↓
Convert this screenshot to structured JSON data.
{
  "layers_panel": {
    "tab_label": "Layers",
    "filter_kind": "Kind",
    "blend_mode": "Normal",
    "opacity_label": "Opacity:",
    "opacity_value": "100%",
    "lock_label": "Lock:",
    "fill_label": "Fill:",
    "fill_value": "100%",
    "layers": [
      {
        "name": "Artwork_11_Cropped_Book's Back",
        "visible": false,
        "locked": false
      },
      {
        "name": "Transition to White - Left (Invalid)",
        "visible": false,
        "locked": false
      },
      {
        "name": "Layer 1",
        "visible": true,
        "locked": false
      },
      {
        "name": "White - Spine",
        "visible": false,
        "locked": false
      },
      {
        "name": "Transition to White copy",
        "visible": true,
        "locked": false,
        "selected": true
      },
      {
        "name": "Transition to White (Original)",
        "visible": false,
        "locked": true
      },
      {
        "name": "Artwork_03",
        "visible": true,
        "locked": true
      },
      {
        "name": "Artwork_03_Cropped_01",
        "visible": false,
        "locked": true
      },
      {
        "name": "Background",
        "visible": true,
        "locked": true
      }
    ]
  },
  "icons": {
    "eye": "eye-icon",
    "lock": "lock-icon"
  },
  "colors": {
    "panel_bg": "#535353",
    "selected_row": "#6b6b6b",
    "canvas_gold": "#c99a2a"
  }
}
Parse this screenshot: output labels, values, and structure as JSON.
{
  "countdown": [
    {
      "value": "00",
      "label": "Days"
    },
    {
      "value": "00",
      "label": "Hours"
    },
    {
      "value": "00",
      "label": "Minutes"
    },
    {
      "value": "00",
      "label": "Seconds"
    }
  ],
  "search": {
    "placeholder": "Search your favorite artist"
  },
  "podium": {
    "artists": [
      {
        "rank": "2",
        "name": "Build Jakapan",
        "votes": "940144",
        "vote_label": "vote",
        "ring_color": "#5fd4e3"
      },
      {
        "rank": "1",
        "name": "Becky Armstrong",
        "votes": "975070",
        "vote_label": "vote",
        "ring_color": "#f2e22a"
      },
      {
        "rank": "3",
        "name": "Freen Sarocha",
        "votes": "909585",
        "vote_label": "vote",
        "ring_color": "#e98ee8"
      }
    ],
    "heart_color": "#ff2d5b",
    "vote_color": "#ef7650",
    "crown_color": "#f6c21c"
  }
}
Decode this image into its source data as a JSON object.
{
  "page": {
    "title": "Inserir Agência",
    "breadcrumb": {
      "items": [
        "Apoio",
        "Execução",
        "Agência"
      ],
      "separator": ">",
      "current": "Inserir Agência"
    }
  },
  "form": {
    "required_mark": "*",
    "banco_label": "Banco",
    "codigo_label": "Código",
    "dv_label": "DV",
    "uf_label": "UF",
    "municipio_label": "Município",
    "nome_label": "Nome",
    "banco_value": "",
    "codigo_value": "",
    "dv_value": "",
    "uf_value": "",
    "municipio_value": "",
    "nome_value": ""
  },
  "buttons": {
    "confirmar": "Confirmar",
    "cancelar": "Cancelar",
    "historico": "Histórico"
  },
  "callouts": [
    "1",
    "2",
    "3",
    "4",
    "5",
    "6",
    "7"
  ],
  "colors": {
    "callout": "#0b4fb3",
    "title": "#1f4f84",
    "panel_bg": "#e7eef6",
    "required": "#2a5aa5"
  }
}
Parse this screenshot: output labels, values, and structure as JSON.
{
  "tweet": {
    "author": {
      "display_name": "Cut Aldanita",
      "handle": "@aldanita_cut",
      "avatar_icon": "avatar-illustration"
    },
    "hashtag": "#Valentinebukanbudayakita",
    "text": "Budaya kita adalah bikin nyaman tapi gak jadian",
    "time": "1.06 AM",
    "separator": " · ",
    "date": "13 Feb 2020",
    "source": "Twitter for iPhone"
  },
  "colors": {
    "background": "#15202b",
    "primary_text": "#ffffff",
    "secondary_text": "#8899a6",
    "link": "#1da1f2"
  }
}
↑
Task statement
Using the material above, report each line where "data" occurs.

Expected output
Convert this screenshot to structured JSON data.
Decode this image into its source data as a JSON object.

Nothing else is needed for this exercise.